◆ Task instructions ◆
It is required that all of the data be written out exactly.
───
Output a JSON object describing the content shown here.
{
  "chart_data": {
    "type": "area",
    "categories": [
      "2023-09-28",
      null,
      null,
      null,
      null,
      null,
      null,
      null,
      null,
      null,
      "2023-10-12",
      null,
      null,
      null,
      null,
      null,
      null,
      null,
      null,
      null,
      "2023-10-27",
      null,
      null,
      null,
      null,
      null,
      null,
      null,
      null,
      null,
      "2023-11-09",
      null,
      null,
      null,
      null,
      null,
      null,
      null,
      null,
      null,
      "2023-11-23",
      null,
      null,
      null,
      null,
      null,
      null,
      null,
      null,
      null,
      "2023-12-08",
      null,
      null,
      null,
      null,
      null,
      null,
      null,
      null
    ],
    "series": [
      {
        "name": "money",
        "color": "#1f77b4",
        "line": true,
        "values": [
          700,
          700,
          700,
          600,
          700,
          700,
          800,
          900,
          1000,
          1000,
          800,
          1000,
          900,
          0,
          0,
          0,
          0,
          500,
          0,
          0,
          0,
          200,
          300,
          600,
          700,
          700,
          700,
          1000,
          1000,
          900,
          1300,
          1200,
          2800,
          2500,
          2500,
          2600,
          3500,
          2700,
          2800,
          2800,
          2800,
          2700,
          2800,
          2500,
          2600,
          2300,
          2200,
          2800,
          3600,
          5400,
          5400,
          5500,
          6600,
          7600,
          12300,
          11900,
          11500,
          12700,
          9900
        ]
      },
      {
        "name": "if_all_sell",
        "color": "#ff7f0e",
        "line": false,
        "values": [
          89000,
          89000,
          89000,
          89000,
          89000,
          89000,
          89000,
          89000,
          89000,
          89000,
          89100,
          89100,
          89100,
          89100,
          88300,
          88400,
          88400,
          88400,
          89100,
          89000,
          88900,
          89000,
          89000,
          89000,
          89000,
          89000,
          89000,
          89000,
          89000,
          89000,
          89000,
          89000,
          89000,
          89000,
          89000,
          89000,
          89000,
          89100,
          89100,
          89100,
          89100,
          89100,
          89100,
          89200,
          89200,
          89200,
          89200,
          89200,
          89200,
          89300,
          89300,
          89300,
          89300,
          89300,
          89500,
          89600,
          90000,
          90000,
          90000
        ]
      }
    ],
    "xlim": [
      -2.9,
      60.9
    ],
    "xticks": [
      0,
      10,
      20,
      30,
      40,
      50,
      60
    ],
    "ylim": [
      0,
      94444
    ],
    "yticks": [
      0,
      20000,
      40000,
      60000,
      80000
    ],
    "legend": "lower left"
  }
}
───
◆ Completed task ◆
Output a JSON object describing the content shown here.
{
  "chart_data": {
    "type": "area",
    "categories": [
      "2023-09-28",
      null,
      null,
      null,
      null,
      null,
      null,
      null,
      null,
      null,
      "2023-10-12",
      null,
      null,
      null,
      null,
      null,
      null,
      null,
      null,
      null,
      "2023-10-27",
      null,
      null,
      null,
      null,
      null,
      null,
      null,
      null,
      null,
      "2023-11-09",
      null,
      null,
      null,
      null,
      null,
      null,
      null,
      null,
      null,
      "2023-11-23",
      null,
      null,
      null,
      null,
      null,
      null,
      null,
      null,
      null,
      "2023-12-08",
      null,
      null,
      null,
      null,
      null,
      null,
      null,
      null
    ],
    "series": [
      {
        "name": "money",
        "color": "#1f77b4",
        "line": true,
        "values": [
          700,
          700,
          700,
          600,
          700,
          700,
          800,
          900,
          1000,
          1000,
          800,
          1000,
          900,
          0,
          0,
          0,
          0,
          500,
          0,
          0,
          0,
          200,
          300,
          600,
          700,
          700,
          700,
          1000,
          1000,
          900,
          1300,
          1200,
          2800,
          2500,
          2500,
          2600,
          3500,
          2700,
          2800,
          2800,
          2800,
          2700,
          2800,
          2500,
          2600,
          2300,
          2200,
          2800,
          3600,
          5400,
          5400,
          5500,
          6600,
          7600,
          12300,
          11900,
          11500,
          12700,
          9900
        ]
      },
      {
        "name": "if_all_sell",
        "color": "#ff7f0e",
        "line": false,
        "values": [
          89000,
          89000,
          89000,
          89000,
          89000,
          89000,
          89000,
          89000,
          89000,
          89000,
          89100,
          89100,
          89100,
          89100,
          88300,
          88400,
          88400,
          88400,
          89100,
          89000,
          88900,
          89000,
          89000,
          89000,
          89000,
          89000,
          89000,
          89000,
          89000,
          89000,
          89000,
          89000,
          89000,
          89000,
          89000,
          89000,
          89000,
          89100,
          89100,
          89100,
          89100,
          89100,
          89100,
          89200,
          89200,
          89200,
          89200,
          89200,
          89200,
          89300,
          89300,
          89300,
          89300,
          89300,
          89500,
          89600,
          90000,
          90000,
          90000
        ]
      }
    ],
    "xlim": [
      -2.9,
      60.9
    ],
    "xticks": [
      0,
      10,
      20,
      30,
      40,
      50,
      60
    ],
    "ylim": [
      0,
      94444
    ],
    "yticks": [
      0,
      20000,
      40000,
      60000,
      80000
    ],
    "legend": "lower left"
  }
}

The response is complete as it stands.